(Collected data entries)
** Start **
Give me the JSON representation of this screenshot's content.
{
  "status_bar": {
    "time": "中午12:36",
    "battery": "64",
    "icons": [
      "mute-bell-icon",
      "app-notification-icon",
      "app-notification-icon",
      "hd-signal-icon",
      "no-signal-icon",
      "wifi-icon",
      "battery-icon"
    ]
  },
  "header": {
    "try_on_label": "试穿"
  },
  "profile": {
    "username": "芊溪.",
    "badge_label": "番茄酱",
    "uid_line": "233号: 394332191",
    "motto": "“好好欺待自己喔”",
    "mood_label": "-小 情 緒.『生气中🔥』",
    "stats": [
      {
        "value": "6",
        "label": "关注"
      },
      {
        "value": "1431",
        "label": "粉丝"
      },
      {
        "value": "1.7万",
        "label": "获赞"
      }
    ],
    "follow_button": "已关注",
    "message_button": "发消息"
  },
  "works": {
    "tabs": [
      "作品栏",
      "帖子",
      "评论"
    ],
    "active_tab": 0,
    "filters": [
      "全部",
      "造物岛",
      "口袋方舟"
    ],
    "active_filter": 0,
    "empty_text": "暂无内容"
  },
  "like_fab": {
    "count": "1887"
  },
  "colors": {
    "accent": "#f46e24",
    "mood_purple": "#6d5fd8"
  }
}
** End **
Task requirements: Give the data again, exactly as it stands.

Reply to the exercise:
Give me the JSON representation of this screenshot's content.
{
  "status_bar": {
    "time": "中午12:36",
    "battery": "64",
    "icons": [
      "mute-bell-icon",
      "app-notification-icon",
      "app-notification-icon",
      "hd-signal-icon",
      "no-signal-icon",
      "wifi-icon",
      "battery-icon"
    ]
  },
  "header": {
    "try_on_label": "试穿"
  },
  "profile": {
    "username": "芊溪.",
    "badge_label": "番茄酱",
    "uid_line": "233号: 394332191",
    "motto": "“好好欺待自己喔”",
    "mood_label": "-小 情 緒.『生气中🔥』",
    "stats": [
      {
        "value": "6",
        "label": "关注"
      },
      {
        "value": "1431",
        "label": "粉丝"
      },
      {
        "value": "1.7万",
        "label": "获赞"
      }
    ],
    "follow_button": "已关注",
    "message_button": "发消息"
  },
  "works": {
    "tabs": [
      "作品栏",
      "帖子",
      "评论"
    ],
    "active_tab": 0,
    "filters": [
      "全部",
      "造物岛",
      "口袋方舟"
    ],
    "active_filter": 0,
    "empty_text": "暂无内容"
  },
  "like_fab": {
    "count": "1887"
  },
  "colors": {
    "accent": "#f46e24",
    "mood_purple": "#6d5fd8"
  }
}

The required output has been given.